▶ _SOURCE DOCUMENT_
GraceGrape · 22/01/2017 08:31

I agree with Rafals. They won't just have been looking at his academic ability but whether he will fit into the dynamics of the class etc. Tbh, it doesn't matter how capable he is academically if that sort of pressured environment doesn't suit him.

WipsGlitter · 22/01/2017 08:39

I'm always disappointed at parent teacher meetings as DS isn't top of the class. I wasn't top of the class either (and did ok) but we have such hope for our children it's hard.

I think you're maybe cross with yourself for thinking you were actually maybe under preparing him, and are thinking if you'd done more practice with him he would have done "better".

TBH if you did actually say what you've written it does sound like a lot of pressure on him.

Chippednailvarnishing · 22/01/2017 09:21

Irvine shame that post was deleted as it gave better insight into what the OP was really concerned about...

corythatwas · 22/01/2017 17:28

cleo, your ds and you are still at an early stage of the educational journey. As he grows up, I think you will see more and more clearly that it isn't always possible to provide the perfect opportunities for him: his teachers won't always do and say exactly the right things, he won't always have a perfect day at exam times, even if you selected the best school in the world it might not be perfect for him, he may be turned down for the perfect job through no fault of his own.

▶ _RECORDS SHOWN_
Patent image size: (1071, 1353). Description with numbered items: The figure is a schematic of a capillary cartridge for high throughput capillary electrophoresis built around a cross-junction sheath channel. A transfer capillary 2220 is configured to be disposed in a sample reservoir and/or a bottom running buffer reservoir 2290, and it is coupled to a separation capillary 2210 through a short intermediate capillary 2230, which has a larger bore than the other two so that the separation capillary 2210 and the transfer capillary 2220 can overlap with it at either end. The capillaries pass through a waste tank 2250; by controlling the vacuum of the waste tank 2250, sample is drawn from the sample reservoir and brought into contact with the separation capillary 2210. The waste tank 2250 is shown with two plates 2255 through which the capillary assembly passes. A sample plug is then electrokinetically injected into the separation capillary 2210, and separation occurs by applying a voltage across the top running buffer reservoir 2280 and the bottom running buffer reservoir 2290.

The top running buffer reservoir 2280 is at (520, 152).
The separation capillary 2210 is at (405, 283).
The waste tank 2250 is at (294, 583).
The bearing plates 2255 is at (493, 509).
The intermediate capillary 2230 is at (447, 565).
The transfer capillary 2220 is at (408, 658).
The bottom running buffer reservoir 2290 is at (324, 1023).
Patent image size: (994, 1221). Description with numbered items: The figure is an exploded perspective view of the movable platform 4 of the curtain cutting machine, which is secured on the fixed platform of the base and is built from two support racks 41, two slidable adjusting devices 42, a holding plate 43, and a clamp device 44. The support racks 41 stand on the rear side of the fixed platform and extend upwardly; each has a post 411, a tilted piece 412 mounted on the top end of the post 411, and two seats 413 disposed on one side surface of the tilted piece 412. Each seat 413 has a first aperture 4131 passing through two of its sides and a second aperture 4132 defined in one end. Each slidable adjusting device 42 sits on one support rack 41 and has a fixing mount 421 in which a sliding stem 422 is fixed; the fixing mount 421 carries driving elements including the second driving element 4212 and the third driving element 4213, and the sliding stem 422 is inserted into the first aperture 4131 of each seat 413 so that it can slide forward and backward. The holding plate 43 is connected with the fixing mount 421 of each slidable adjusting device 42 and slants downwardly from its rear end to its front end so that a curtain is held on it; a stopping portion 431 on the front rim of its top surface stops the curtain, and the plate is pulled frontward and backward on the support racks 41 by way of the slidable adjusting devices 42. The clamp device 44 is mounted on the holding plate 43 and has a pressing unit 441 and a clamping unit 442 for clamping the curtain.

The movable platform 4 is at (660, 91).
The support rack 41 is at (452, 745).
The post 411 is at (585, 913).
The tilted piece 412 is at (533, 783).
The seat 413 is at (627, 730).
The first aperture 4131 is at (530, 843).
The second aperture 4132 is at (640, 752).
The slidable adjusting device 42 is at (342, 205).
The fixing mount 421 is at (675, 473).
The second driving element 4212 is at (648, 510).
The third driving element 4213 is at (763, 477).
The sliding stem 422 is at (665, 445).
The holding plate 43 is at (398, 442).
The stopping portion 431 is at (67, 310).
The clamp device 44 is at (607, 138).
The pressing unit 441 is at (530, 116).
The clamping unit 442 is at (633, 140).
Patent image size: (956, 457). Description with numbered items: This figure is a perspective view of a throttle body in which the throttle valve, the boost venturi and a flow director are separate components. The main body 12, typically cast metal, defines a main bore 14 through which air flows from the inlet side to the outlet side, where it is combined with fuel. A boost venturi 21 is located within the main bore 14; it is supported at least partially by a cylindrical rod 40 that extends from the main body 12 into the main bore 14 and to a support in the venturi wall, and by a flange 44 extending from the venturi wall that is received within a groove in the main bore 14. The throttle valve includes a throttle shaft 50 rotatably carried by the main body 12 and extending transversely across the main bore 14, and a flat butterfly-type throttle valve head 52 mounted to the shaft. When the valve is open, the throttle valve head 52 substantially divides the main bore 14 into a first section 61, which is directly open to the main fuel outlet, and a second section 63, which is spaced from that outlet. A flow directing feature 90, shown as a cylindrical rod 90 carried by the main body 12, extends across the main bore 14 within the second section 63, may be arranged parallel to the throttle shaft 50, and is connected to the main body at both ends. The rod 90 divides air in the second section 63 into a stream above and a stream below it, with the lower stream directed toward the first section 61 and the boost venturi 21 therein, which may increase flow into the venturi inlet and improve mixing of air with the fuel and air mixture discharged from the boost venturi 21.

▶ _TASKS TO PERFORM_
1. In the parenting forum thread, whose opinion does GraceGrape say she agrees with?
2. Resume the parenting forum thread after its final sentence.

▶ _PER-TASK OUTPUTS_
1. Rafals

2.
This is not a perfect world and that is what he needs to grow up equipped to deal with. And the person who needs to model that for him is you.

So start with today's setback: move on from it, accept that this is what it is and quite possibly for the best, make the most of whatever options remain. He won't notice what you are doing this time round, but as he grows older, he will take his cue from you about how to deal with disappointment. So start practising now. Think of it not as a failure but as a teaching and learning opportunity.

CripsSandwiches · 22/01/2017 18:02

Honestly they saw what they were interested in. The school isn't just selecting for academic ability, they also want "easy" kids that will settle right in straight away. Sit down and do whatever you tell them, not mind pressure, probably have academic parents that will tutor them for SATs and the 11+/common entrance tests when the time comes. etc. If you still want to go down the private route there will be schools that might be a much nicer fit for your DS.

Whatever you decide though it's important not to live too viciously through your DS's academic successes and failures. Our job is to provide the best opportunities for our children to turn into happy, well rounded individuals. Not push them so we can bask in their reflected glory.

smellyboot · 22/01/2017 20:04

This is why selection at 4 based on one session is totally ridiculous. Its insane and if you get in, you will suddenly feel like he's elite and wanted. If you dont, you feel like he failed.
Maybe they wont get loads of shining stars this time, maybe they will?
If you get it are you special - nope they just want your cash at the end of the day and bums on seats.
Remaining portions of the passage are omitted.